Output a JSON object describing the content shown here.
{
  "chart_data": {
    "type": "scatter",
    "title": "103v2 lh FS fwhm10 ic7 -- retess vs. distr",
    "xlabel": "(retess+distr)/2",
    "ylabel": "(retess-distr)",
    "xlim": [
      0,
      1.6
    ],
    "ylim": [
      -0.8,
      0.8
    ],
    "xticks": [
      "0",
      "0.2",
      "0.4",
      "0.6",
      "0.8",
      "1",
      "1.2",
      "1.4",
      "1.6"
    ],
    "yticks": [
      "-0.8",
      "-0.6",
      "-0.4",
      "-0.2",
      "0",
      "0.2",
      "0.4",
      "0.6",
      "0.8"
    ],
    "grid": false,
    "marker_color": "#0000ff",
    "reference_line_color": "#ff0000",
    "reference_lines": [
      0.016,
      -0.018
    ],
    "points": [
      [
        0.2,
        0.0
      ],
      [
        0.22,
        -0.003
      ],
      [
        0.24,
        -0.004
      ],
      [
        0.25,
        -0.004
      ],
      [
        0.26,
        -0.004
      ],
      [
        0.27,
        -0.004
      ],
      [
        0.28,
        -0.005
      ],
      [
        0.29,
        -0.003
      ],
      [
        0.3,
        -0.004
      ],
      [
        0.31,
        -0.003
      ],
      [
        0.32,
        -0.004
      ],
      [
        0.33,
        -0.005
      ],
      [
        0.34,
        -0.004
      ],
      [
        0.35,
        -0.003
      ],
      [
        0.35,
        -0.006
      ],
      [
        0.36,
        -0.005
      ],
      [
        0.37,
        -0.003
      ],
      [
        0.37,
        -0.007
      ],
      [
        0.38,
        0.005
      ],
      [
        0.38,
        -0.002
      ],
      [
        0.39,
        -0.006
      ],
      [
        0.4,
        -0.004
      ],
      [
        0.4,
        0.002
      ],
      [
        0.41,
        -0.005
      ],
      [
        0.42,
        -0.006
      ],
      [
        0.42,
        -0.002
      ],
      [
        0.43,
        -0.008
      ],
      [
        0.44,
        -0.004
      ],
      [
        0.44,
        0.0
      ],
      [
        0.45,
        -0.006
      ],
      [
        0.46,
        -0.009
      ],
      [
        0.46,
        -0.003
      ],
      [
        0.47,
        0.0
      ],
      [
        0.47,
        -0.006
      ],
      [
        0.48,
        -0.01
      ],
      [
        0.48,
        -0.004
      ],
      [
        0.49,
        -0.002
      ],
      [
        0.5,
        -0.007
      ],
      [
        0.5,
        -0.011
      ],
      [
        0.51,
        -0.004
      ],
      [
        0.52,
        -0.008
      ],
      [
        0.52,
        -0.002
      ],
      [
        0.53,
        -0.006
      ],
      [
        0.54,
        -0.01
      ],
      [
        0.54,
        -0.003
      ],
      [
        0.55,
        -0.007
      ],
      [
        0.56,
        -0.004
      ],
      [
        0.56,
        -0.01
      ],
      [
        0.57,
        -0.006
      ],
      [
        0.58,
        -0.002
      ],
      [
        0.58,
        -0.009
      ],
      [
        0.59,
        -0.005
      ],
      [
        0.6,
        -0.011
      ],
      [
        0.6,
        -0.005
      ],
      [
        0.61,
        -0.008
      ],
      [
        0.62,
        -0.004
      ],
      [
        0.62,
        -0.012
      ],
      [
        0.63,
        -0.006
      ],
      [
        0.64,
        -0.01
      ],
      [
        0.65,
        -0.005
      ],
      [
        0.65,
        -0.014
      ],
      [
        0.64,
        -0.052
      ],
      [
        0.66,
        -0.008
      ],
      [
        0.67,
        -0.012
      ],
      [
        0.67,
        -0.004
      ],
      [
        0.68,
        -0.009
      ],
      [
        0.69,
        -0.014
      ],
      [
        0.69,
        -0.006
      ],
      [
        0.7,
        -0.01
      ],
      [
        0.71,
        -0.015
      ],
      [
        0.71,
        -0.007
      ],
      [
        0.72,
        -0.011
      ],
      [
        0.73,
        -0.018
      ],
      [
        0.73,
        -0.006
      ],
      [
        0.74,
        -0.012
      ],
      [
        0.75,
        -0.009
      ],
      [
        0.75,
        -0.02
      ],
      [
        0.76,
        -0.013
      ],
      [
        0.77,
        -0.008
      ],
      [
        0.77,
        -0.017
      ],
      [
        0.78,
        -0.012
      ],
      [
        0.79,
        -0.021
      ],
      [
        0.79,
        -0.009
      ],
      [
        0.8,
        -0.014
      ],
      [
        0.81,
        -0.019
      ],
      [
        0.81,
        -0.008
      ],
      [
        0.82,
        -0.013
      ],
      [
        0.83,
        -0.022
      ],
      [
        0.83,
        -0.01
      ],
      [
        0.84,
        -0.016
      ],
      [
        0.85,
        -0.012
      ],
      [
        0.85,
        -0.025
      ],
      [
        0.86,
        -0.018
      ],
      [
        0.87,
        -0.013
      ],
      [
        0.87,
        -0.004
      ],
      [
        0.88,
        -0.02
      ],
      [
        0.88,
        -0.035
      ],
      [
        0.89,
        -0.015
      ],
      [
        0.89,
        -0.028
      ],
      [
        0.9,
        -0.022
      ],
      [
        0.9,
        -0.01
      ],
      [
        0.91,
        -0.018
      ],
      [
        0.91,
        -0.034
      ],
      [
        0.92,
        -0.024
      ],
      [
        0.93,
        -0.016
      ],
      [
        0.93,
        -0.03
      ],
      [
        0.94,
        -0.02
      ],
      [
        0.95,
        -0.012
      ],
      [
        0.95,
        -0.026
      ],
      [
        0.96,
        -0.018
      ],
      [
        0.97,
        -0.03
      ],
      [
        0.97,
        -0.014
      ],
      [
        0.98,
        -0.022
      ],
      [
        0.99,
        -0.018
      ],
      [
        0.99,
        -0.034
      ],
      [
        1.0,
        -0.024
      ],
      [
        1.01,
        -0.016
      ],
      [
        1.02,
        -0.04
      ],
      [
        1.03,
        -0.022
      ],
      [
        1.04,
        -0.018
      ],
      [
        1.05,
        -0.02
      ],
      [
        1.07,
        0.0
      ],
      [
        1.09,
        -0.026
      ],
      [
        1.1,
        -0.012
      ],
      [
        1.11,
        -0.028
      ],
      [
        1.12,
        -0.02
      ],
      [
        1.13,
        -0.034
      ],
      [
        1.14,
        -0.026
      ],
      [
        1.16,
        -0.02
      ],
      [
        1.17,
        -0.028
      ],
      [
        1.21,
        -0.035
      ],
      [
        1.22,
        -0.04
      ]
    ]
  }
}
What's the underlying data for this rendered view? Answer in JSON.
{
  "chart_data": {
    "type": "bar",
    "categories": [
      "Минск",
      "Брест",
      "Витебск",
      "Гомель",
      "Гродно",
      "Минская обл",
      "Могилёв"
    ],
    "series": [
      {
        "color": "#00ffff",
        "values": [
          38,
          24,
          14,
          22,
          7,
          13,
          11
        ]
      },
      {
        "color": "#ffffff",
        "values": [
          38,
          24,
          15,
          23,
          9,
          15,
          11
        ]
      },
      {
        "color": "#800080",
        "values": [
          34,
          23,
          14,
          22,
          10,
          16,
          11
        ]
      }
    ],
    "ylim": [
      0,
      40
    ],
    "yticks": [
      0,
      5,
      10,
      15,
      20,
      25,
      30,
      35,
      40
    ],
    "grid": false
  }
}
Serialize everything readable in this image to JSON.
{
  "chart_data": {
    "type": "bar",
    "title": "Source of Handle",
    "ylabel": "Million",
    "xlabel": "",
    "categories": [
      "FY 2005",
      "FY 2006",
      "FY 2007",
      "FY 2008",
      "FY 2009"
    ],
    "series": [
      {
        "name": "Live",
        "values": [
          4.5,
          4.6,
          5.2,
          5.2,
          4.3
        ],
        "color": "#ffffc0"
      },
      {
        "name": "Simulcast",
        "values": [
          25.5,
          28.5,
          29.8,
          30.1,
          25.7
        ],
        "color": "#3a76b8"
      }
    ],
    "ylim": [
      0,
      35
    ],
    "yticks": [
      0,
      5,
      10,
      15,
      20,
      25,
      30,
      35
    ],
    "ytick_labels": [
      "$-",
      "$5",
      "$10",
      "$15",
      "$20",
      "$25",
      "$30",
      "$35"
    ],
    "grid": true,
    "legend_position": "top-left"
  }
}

- _Exercise_:
Establish how many lines of the records contain the string "retess" and state that number without elaboration.

- _Expected answer_:
3